---------- RECORDS PROVIDED ----------

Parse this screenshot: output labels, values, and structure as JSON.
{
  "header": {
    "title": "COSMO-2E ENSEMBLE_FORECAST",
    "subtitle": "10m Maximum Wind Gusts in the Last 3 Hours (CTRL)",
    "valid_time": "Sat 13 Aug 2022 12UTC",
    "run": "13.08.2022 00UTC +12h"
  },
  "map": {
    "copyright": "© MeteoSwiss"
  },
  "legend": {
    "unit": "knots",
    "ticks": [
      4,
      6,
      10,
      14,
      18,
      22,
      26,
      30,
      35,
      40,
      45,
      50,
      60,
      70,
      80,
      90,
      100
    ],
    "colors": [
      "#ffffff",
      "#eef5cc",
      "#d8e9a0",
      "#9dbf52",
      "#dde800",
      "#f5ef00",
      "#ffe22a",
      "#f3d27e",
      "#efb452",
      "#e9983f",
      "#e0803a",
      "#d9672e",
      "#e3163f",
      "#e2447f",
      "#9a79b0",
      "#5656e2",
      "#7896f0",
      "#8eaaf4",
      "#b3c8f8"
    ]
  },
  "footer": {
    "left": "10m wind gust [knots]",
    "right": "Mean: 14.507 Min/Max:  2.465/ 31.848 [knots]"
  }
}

----------
---------- RECORDS PROVIDED ----------

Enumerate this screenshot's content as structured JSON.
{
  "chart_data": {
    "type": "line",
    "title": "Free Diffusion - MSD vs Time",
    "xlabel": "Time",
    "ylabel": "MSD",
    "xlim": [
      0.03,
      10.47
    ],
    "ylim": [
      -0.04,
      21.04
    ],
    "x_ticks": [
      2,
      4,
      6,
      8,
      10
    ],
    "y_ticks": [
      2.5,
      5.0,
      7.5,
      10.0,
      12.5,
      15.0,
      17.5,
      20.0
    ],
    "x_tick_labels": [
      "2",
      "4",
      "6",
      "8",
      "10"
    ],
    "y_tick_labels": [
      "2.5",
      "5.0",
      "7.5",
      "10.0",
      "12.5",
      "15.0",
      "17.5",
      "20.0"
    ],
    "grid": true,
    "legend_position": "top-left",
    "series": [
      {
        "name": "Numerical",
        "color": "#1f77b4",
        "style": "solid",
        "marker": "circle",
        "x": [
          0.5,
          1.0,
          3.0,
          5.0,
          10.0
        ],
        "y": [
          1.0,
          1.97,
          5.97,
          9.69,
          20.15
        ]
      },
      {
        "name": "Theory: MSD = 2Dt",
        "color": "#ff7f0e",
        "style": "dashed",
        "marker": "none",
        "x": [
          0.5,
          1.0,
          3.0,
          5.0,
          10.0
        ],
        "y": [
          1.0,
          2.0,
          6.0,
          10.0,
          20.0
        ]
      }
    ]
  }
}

----------

* YOUR GOAL *
Gather each line from the listing above that holds "JSON".

* RIGHT ANSWER *
Parse this screenshot: output labels, values, and structure as JSON.
Enumerate this screenshot's content as structured JSON.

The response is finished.